Exercise:
Go through the entries below and write each one out exactly.

The records:

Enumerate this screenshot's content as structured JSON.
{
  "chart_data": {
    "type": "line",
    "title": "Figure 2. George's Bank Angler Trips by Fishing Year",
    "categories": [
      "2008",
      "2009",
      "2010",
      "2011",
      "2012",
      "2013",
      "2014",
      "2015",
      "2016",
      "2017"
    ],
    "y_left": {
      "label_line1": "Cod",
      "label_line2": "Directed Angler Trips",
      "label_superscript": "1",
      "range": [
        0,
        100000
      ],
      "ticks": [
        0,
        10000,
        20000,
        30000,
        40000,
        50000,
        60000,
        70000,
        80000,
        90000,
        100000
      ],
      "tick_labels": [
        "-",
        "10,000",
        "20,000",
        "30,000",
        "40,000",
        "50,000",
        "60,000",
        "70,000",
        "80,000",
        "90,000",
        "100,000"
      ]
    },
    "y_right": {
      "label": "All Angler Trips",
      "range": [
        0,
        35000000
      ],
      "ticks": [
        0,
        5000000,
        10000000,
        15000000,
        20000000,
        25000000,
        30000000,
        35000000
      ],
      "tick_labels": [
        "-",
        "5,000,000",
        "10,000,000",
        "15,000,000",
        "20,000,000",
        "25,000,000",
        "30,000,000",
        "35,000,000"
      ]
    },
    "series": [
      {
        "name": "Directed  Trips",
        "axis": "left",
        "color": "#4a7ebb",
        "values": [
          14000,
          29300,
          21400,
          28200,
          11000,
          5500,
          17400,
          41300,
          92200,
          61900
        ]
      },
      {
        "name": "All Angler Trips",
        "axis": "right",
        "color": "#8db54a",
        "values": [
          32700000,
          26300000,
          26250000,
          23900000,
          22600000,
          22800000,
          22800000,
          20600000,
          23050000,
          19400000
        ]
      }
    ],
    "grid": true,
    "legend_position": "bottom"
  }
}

Answer to this task:
Enumerate this screenshot's content as structured JSON.
{
  "chart_data": {
    "type": "line",
    "title": "Figure 2. George's Bank Angler Trips by Fishing Year",
    "categories": [
      "2008",
      "2009",
      "2010",
      "2011",
      "2012",
      "2013",
      "2014",
      "2015",
      "2016",
      "2017"
    ],
    "y_left": {
      "label_line1": "Cod",
      "label_line2": "Directed Angler Trips",
      "label_superscript": "1",
      "range": [
        0,
        100000
      ],
      "ticks": [
        0,
        10000,
        20000,
        30000,
        40000,
        50000,
        60000,
        70000,
        80000,
        90000,
        100000
      ],
      "tick_labels": [
        "-",
        "10,000",
        "20,000",
        "30,000",
        "40,000",
        "50,000",
        "60,000",
        "70,000",
        "80,000",
        "90,000",
        "100,000"
      ]
    },
    "y_right": {
      "label": "All Angler Trips",
      "range": [
        0,
        35000000
      ],
      "ticks": [
        0,
        5000000,
        10000000,
        15000000,
        20000000,
        25000000,
        30000000,
        35000000
      ],
      "tick_labels": [
        "-",
        "5,000,000",
        "10,000,000",
        "15,000,000",
        "20,000,000",
        "25,000,000",
        "30,000,000",
        "35,000,000"
      ]
    },
    "series": [
      {
        "name": "Directed  Trips",
        "axis": "left",
        "color": "#4a7ebb",
        "values": [
          14000,
          29300,
          21400,
          28200,
          11000,
          5500,
          17400,
          41300,
          92200,
          61900
        ]
      },
      {
        "name": "All Angler Trips",
        "axis": "right",
        "color": "#8db54a",
        "values": [
          32700000,
          26300000,
          26250000,
          23900000,
          22600000,
          22800000,
          22800000,
          20600000,
          23050000,
          19400000
        ]
      }
    ],
    "grid": true,
    "legend_position": "bottom"
  }
}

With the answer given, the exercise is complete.